** Task requirements **
Locate the string "клапан" throughout the material and copy every line in which it occurs.
[START Excerpted data]
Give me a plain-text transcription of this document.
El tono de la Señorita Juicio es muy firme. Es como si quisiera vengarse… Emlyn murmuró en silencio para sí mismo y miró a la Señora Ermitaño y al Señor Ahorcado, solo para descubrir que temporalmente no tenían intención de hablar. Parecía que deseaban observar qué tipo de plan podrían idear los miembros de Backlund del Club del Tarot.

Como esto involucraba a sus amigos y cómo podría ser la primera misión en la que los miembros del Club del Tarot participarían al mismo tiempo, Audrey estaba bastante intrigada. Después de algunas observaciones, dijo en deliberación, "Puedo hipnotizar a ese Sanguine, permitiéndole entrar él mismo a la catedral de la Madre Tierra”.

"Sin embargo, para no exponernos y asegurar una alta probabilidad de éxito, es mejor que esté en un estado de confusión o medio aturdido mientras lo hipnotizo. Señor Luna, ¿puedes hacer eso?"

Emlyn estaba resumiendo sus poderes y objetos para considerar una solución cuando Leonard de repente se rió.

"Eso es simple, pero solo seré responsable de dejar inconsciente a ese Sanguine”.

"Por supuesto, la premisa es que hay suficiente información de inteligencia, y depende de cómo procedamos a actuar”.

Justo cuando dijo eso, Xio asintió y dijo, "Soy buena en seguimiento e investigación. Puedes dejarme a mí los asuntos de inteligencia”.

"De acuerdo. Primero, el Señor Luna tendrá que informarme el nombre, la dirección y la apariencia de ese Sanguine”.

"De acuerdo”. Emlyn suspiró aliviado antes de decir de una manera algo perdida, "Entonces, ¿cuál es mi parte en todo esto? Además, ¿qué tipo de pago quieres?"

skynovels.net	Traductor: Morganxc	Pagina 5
[END Excerpted data]
[START Excerpted data]
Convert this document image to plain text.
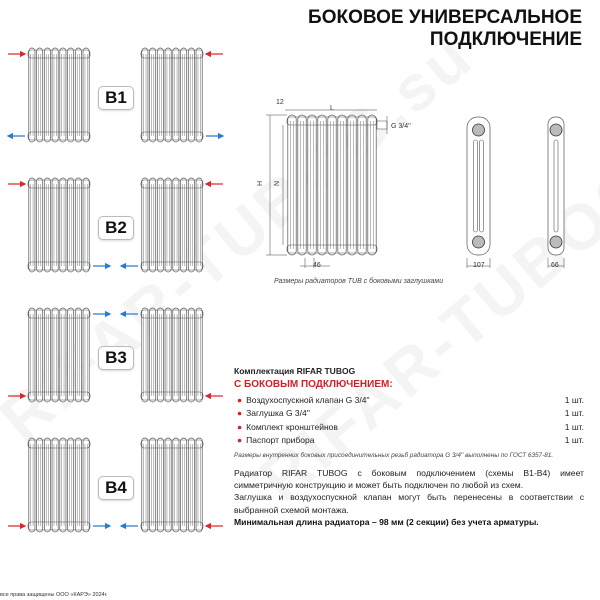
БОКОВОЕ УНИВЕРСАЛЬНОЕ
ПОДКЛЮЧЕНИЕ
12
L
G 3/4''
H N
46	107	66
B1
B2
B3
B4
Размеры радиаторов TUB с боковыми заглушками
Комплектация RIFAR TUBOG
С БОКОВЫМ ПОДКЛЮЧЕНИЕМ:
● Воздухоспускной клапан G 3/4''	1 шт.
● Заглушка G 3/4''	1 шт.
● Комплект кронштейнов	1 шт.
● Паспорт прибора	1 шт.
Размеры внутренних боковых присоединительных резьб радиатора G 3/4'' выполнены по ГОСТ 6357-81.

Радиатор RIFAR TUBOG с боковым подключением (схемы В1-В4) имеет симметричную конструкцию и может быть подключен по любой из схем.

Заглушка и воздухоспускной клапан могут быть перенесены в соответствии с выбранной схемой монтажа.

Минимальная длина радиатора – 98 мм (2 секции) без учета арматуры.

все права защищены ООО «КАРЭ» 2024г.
[END Excerpted data]
[START Excerpted data]
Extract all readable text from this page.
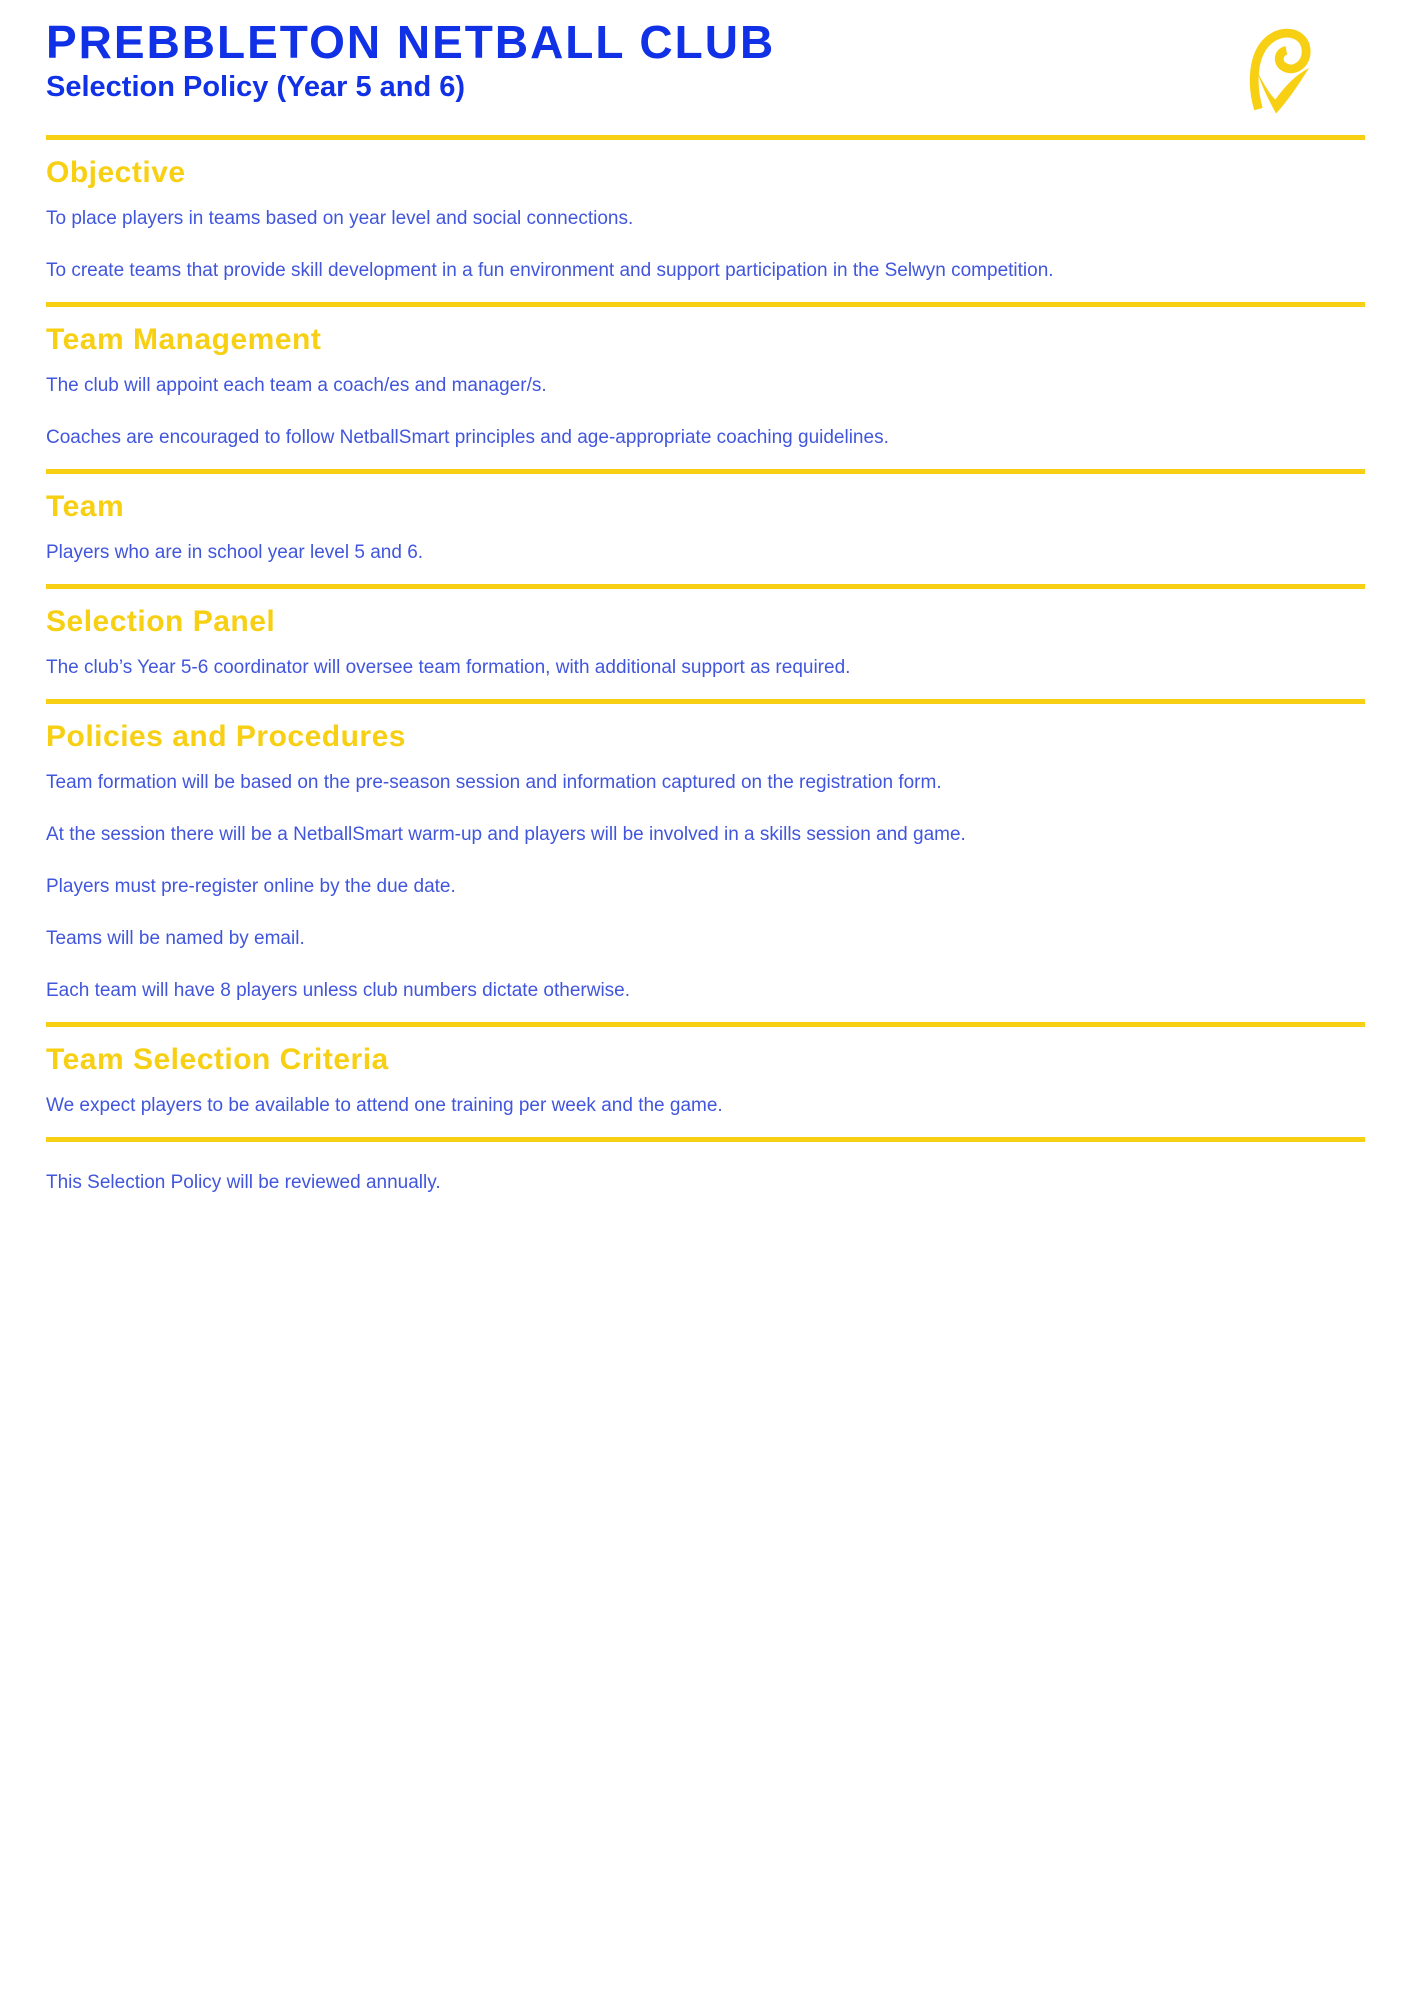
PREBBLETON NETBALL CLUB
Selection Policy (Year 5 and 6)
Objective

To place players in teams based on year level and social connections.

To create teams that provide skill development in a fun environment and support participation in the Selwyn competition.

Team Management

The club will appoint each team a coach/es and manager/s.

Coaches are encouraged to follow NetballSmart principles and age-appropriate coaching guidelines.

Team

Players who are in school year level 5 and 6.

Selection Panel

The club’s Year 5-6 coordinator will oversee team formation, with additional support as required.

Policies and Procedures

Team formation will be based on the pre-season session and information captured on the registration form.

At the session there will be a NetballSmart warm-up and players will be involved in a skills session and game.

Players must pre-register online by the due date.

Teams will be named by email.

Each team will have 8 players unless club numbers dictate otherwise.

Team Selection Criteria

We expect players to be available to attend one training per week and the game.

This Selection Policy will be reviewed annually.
[END Excerpted data]
** Result below **
● Воздухоспускной клапан G 3/4''	1 шт.
Заглушка и воздухоспускной клапан могут быть перенесены в соответствии с выбранной схемой монтажа.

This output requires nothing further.